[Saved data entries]
━━━━━━━━━━━━━━━━━━━━

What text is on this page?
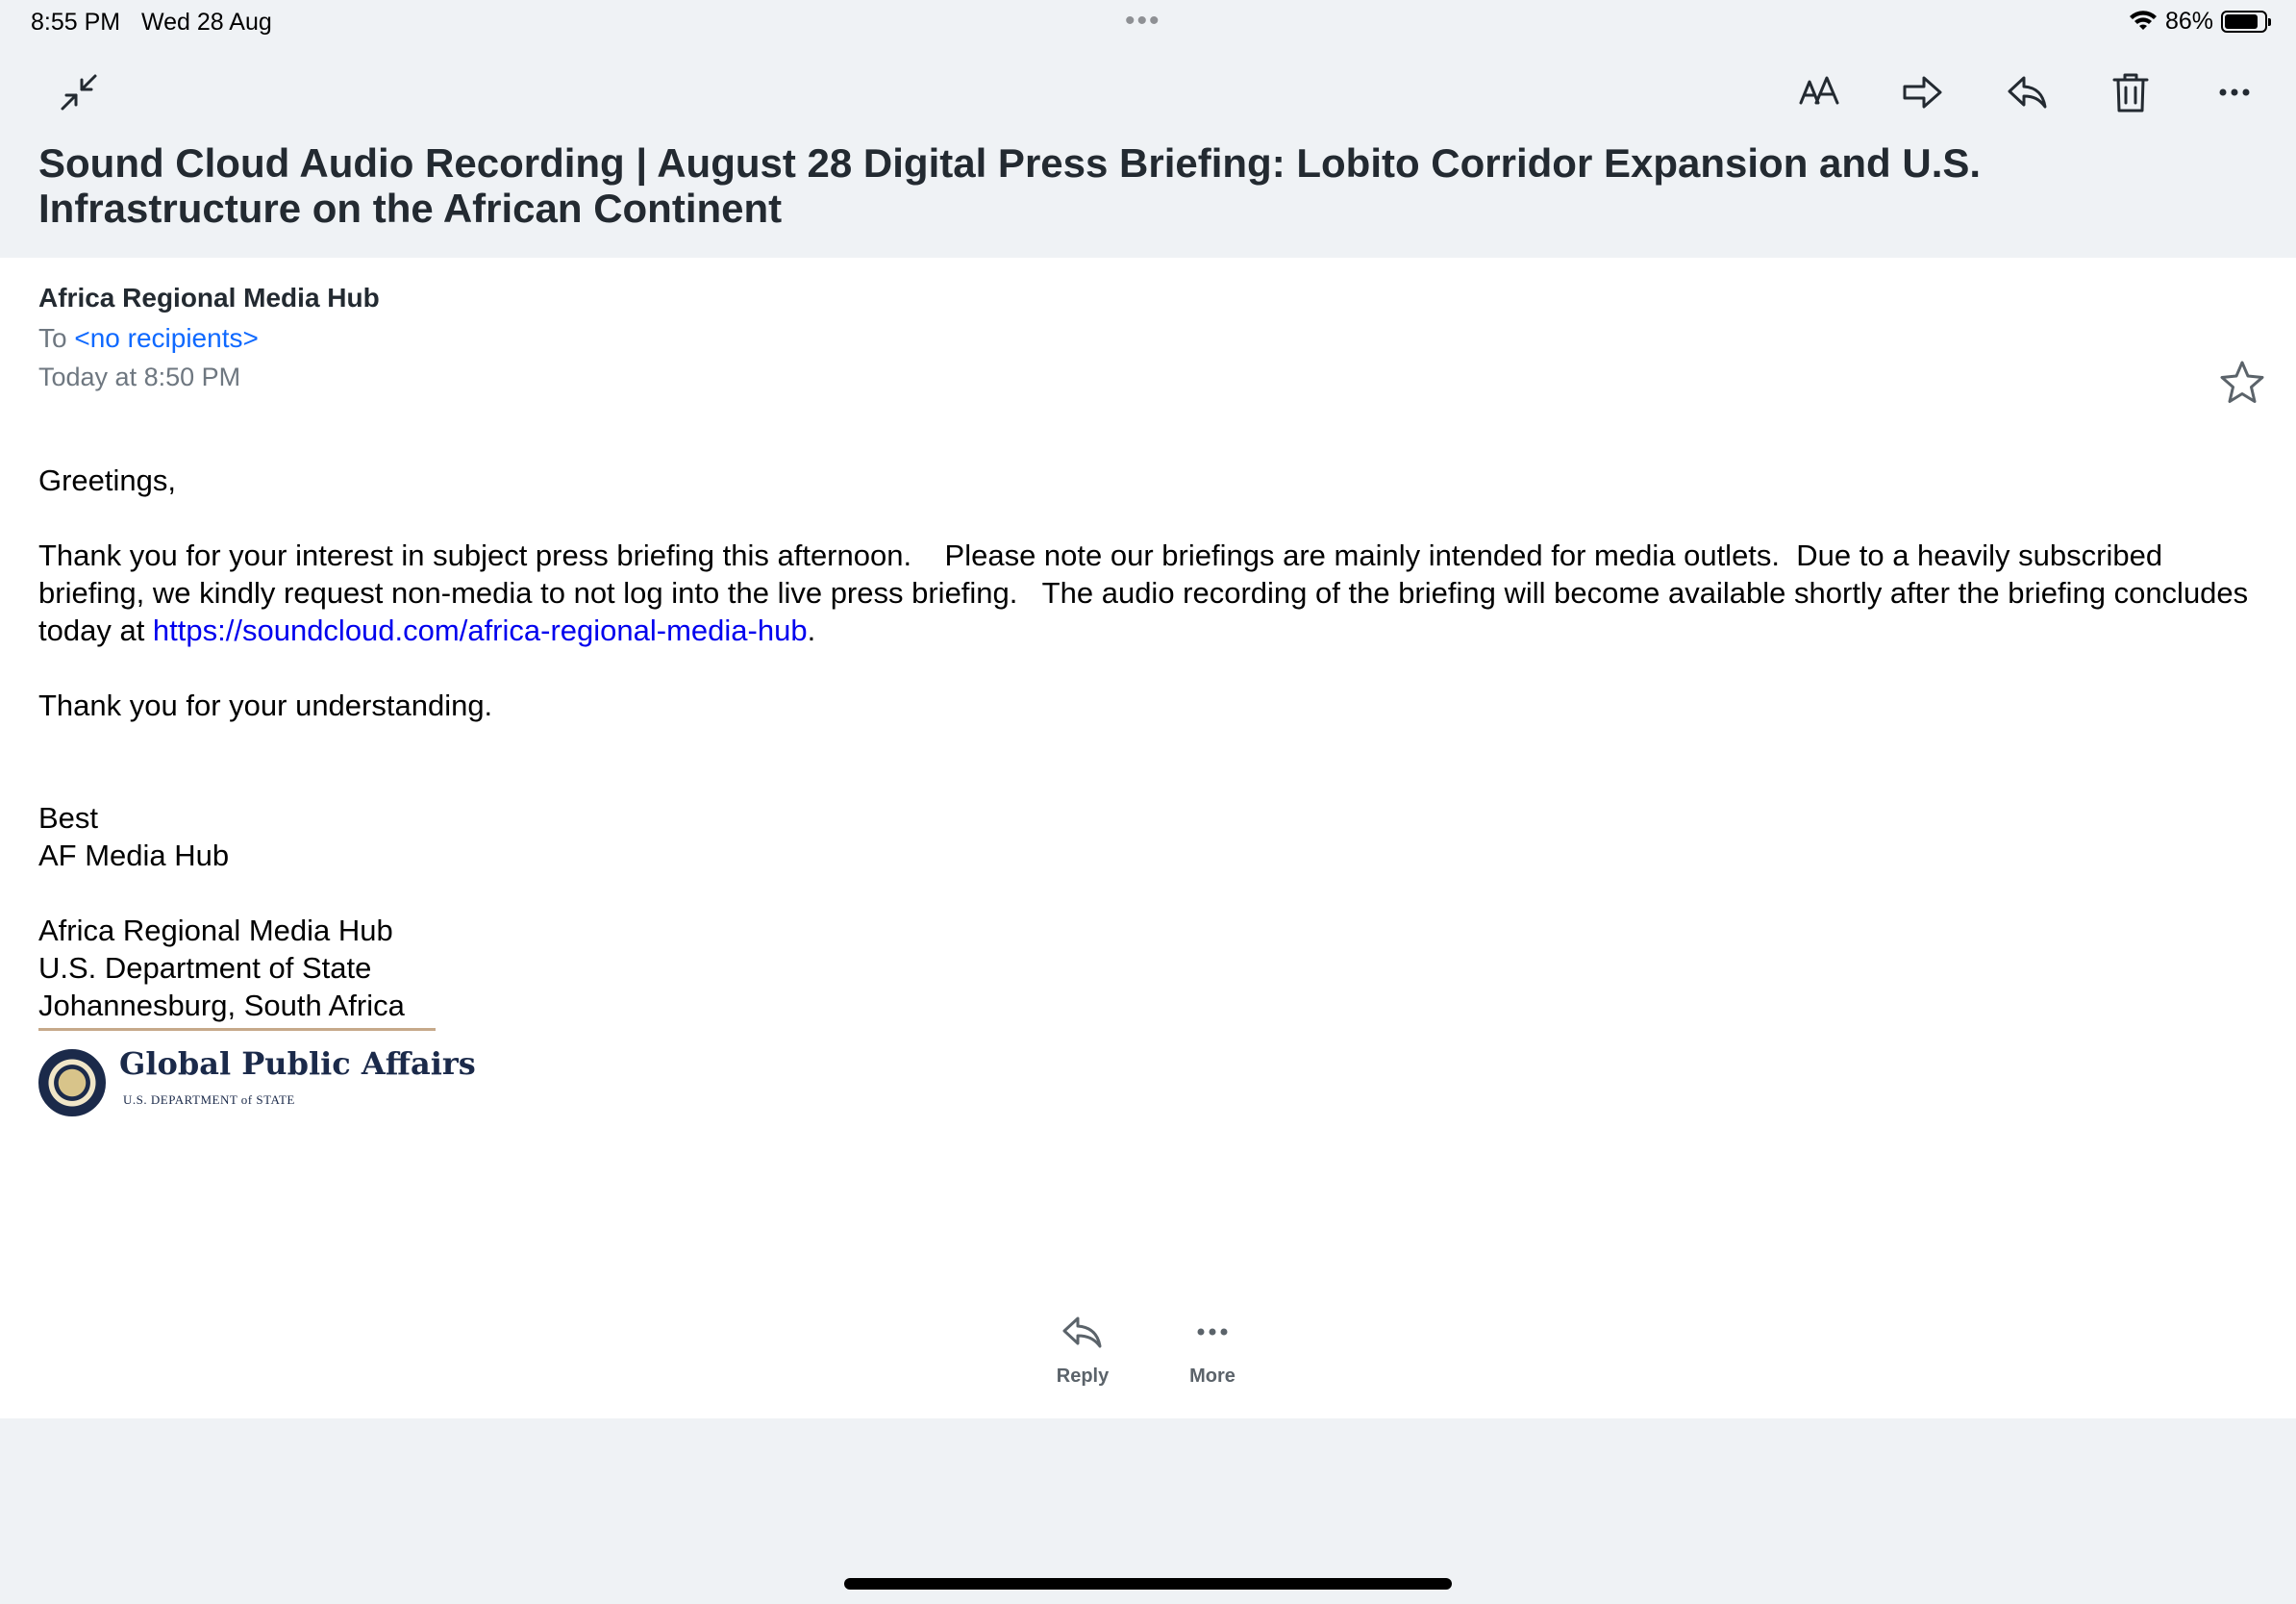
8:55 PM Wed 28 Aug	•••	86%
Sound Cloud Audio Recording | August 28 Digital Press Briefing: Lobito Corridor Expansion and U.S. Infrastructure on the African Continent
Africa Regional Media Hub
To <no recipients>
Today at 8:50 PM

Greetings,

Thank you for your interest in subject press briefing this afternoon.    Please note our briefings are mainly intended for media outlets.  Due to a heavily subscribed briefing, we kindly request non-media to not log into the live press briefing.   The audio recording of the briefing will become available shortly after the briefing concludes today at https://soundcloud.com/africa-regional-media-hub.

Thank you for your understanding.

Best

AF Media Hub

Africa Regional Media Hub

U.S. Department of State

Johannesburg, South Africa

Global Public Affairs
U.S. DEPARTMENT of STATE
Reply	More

━━━━━━━━━━━━━━━━━━━━

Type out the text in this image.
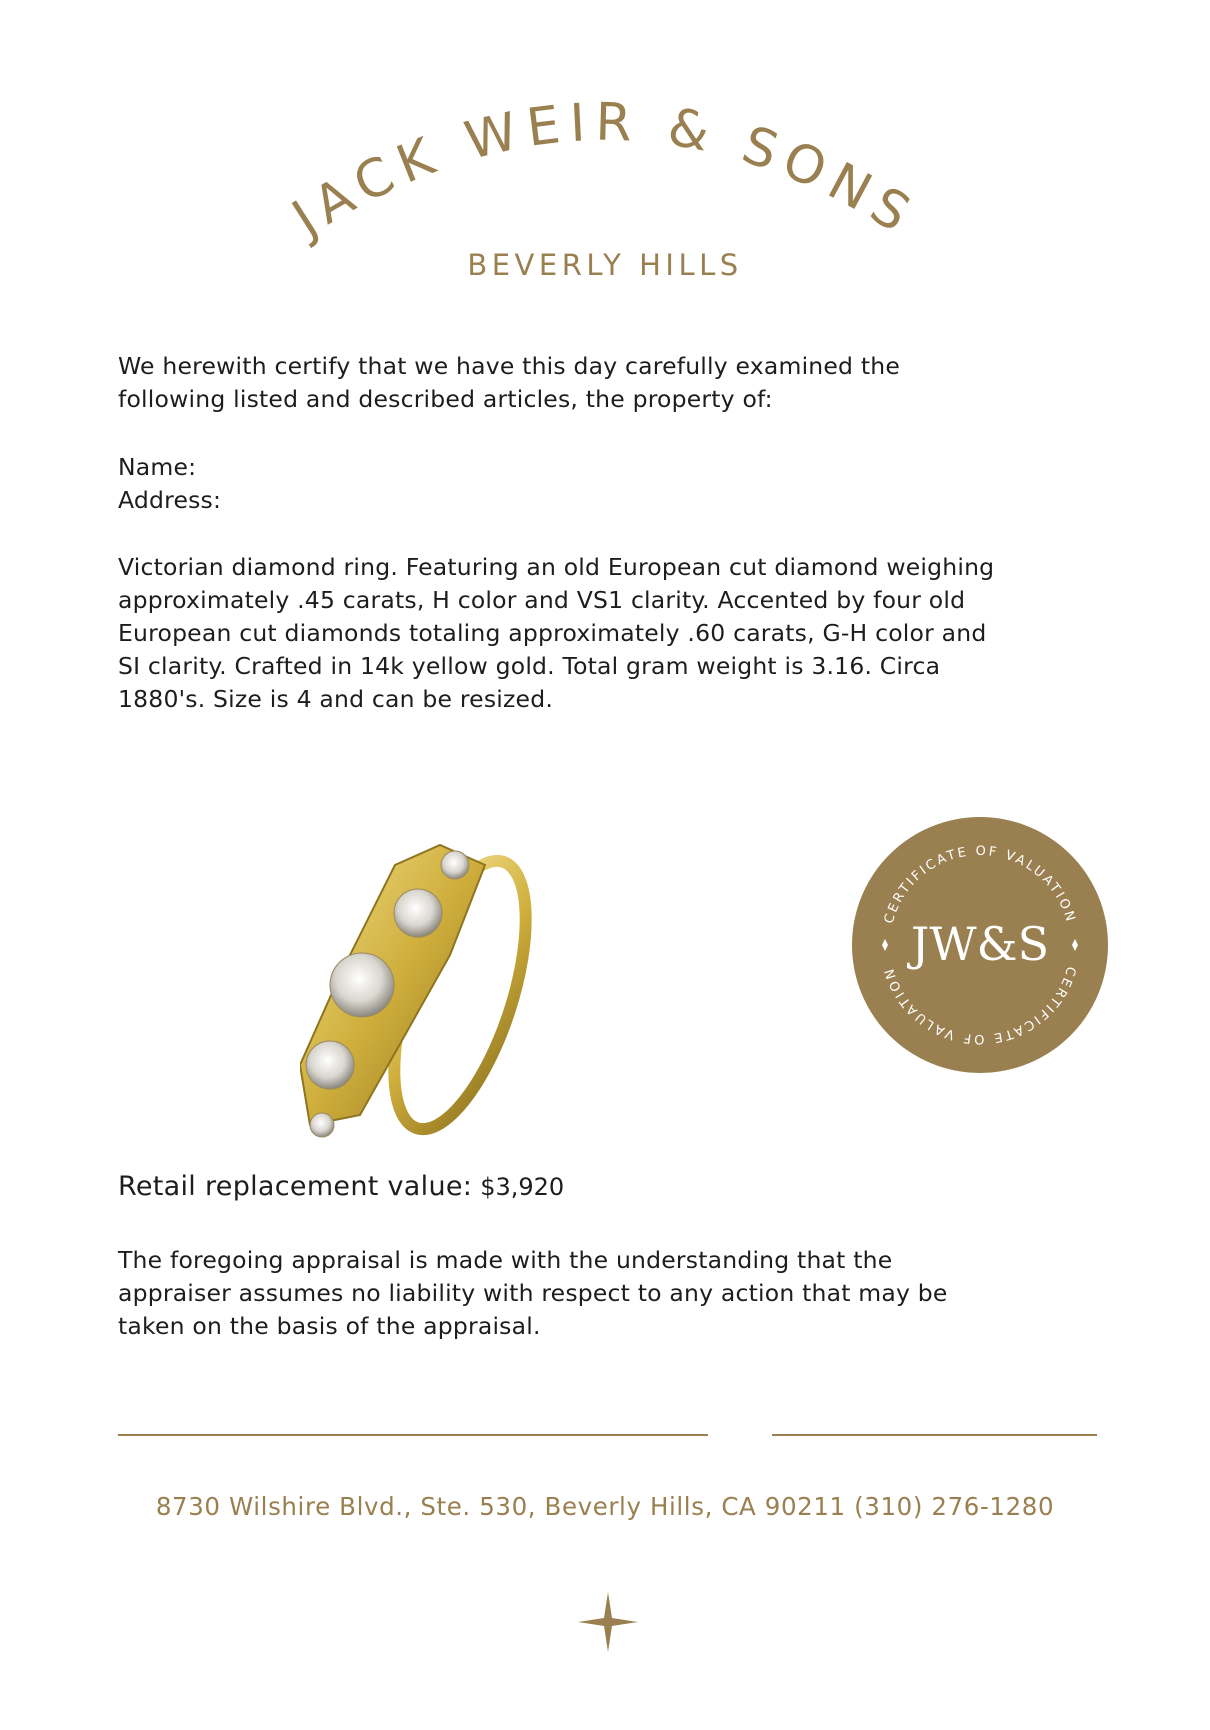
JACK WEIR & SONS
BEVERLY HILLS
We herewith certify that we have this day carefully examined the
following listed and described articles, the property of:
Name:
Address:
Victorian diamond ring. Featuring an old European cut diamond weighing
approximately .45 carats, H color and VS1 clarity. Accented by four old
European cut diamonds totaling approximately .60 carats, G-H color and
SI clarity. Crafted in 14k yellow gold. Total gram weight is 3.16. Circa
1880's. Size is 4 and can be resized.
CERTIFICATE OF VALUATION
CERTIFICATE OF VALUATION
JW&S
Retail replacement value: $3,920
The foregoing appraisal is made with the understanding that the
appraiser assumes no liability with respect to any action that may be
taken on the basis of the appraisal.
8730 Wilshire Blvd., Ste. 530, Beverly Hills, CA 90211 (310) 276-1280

━━━━━━━━━━━━━━━━━━━━

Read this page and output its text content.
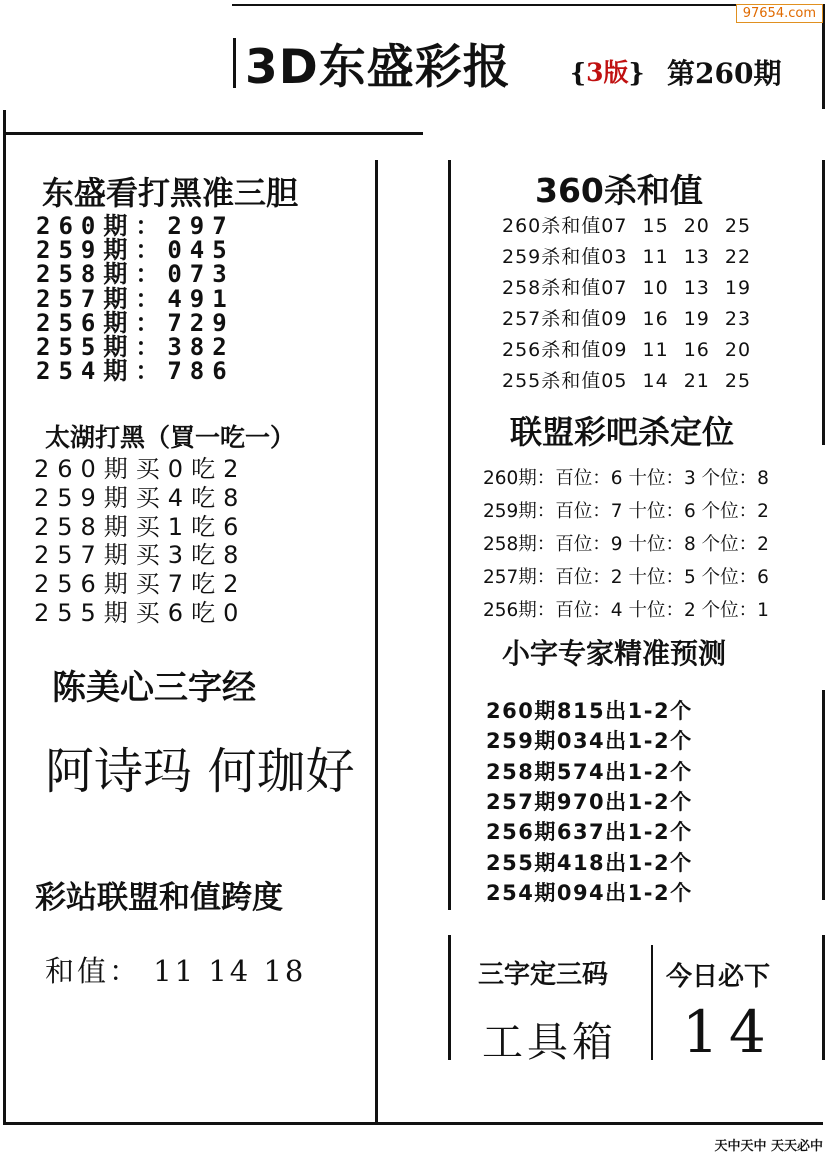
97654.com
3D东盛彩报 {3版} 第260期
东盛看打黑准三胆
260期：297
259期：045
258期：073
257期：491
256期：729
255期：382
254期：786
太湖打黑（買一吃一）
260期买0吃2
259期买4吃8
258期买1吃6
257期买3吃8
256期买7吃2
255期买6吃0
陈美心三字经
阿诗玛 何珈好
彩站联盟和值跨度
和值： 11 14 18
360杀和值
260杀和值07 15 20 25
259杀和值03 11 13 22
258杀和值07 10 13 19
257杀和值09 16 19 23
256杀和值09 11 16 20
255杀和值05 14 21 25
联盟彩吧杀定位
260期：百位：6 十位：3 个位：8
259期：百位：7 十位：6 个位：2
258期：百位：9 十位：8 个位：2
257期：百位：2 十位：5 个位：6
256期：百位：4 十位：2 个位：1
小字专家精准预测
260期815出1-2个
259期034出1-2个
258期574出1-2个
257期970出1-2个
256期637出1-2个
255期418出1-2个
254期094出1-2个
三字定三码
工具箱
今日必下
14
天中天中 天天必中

━━━━━━━━━━━━━━━━━━━━

Task to carry out>
Your task is to gather all lines from the entries above that hold the word "Thank".

Full solution>
Thank you for your interest in subject press briefing this afternoon.    Please note our briefings are mainly intended for media outlets.  Due to a heavily subscribed briefing, we kindly request non-media to not log into the live press briefing.   The audio recording of the briefing will become available shortly after the briefing concludes today at https://soundcloud.com/africa-regional-media-hub.
Thank you for your understanding.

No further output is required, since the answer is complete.